---- Data extract

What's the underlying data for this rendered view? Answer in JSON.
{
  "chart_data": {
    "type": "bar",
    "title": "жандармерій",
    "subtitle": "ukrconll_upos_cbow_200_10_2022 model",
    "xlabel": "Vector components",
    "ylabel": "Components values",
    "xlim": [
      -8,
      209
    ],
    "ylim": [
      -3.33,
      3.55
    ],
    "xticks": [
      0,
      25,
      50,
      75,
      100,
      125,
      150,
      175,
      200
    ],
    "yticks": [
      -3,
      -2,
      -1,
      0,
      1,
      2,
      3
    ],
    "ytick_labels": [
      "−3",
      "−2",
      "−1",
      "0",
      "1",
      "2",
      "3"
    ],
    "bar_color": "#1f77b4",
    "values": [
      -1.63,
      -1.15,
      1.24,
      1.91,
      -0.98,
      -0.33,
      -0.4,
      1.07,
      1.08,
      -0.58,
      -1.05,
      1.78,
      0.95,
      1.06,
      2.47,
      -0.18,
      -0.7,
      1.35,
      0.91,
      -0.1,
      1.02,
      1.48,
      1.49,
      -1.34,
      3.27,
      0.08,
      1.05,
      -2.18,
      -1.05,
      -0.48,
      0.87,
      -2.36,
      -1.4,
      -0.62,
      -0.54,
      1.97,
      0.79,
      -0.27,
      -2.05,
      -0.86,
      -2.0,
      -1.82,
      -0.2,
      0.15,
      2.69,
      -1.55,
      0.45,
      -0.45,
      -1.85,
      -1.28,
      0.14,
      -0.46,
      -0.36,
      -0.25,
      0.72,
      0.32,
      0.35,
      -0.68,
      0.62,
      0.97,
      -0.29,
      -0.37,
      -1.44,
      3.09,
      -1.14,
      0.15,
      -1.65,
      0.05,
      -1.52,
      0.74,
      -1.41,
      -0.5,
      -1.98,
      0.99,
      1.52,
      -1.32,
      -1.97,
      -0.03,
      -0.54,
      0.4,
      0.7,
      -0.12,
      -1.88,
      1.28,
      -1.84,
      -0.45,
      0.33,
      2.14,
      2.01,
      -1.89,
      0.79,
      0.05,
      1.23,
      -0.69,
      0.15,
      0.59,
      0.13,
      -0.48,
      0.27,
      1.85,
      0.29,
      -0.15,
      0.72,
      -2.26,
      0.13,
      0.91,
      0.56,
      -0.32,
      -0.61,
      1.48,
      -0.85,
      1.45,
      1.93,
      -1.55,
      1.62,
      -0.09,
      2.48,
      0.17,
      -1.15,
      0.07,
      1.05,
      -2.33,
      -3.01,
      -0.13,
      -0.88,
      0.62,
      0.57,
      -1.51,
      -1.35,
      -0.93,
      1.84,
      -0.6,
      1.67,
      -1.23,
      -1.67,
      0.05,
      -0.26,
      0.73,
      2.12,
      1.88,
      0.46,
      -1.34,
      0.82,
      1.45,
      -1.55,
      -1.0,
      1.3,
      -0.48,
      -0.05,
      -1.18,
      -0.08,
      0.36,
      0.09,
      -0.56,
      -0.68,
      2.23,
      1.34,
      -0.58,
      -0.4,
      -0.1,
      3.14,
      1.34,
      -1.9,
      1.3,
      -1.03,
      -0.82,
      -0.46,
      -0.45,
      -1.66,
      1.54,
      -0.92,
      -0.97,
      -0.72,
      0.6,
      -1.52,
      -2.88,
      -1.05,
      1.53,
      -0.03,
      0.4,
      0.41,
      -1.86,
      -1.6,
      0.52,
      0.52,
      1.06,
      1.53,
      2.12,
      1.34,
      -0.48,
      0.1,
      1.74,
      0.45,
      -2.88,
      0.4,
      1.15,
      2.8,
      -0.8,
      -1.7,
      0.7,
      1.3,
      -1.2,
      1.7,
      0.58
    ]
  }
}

--------

Objective. Emit the full listing verbatim.

Solution for this problem.
What's the underlying data for this rendered view? Answer in JSON.
{
  "chart_data": {
    "type": "bar",
    "title": "жандармерій",
    "subtitle": "ukrconll_upos_cbow_200_10_2022 model",
    "xlabel": "Vector components",
    "ylabel": "Components values",
    "xlim": [
      -8,
      209
    ],
    "ylim": [
      -3.33,
      3.55
    ],
    "xticks": [
      0,
      25,
      50,
      75,
      100,
      125,
      150,
      175,
      200
    ],
    "yticks": [
      -3,
      -2,
      -1,
      0,
      1,
      2,
      3
    ],
    "ytick_labels": [
      "−3",
      "−2",
      "−1",
      "0",
      "1",
      "2",
      "3"
    ],
    "bar_color": "#1f77b4",
    "values": [
      -1.63,
      -1.15,
      1.24,
      1.91,
      -0.98,
      -0.33,
      -0.4,
      1.07,
      1.08,
      -0.58,
      -1.05,
      1.78,
      0.95,
      1.06,
      2.47,
      -0.18,
      -0.7,
      1.35,
      0.91,
      -0.1,
      1.02,
      1.48,
      1.49,
      -1.34,
      3.27,
      0.08,
      1.05,
      -2.18,
      -1.05,
      -0.48,
      0.87,
      -2.36,
      -1.4,
      -0.62,
      -0.54,
      1.97,
      0.79,
      -0.27,
      -2.05,
      -0.86,
      -2.0,
      -1.82,
      -0.2,
      0.15,
      2.69,
      -1.55,
      0.45,
      -0.45,
      -1.85,
      -1.28,
      0.14,
      -0.46,
      -0.36,
      -0.25,
      0.72,
      0.32,
      0.35,
      -0.68,
      0.62,
      0.97,
      -0.29,
      -0.37,
      -1.44,
      3.09,
      -1.14,
      0.15,
      -1.65,
      0.05,
      -1.52,
      0.74,
      -1.41,
      -0.5,
      -1.98,
      0.99,
      1.52,
      -1.32,
      -1.97,
      -0.03,
      -0.54,
      0.4,
      0.7,
      -0.12,
      -1.88,
      1.28,
      -1.84,
      -0.45,
      0.33,
      2.14,
      2.01,
      -1.89,
      0.79,
      0.05,
      1.23,
      -0.69,
      0.15,
      0.59,
      0.13,
      -0.48,
      0.27,
      1.85,
      0.29,
      -0.15,
      0.72,
      -2.26,
      0.13,
      0.91,
      0.56,
      -0.32,
      -0.61,
      1.48,
      -0.85,
      1.45,
      1.93,
      -1.55,
      1.62,
      -0.09,
      2.48,
      0.17,
      -1.15,
      0.07,
      1.05,
      -2.33,
      -3.01,
      -0.13,
      -0.88,
      0.62,
      0.57,
      -1.51,
      -1.35,
      -0.93,
      1.84,
      -0.6,
      1.67,
      -1.23,
      -1.67,
      0.05,
      -0.26,
      0.73,
      2.12,
      1.88,
      0.46,
      -1.34,
      0.82,
      1.45,
      -1.55,
      -1.0,
      1.3,
      -0.48,
      -0.05,
      -1.18,
      -0.08,
      0.36,
      0.09,
      -0.56,
      -0.68,
      2.23,
      1.34,
      -0.58,
      -0.4,
      -0.1,
      3.14,
      1.34,
      -1.9,
      1.3,
      -1.03,
      -0.82,
      -0.46,
      -0.45,
      -1.66,
      1.54,
      -0.92,
      -0.97,
      -0.72,
      0.6,
      -1.52,
      -2.88,
      -1.05,
      1.53,
      -0.03,
      0.4,
      0.41,
      -1.86,
      -1.6,
      0.52,
      0.52,
      1.06,
      1.53,
      2.12,
      1.34,
      -0.48,
      0.1,
      1.74,
      0.45,
      -2.88,
      0.4,
      1.15,
      2.8,
      -0.8,
      -1.7,
      0.7,
      1.3,
      -1.2,
      1.7,
      0.58
    ]
  }
}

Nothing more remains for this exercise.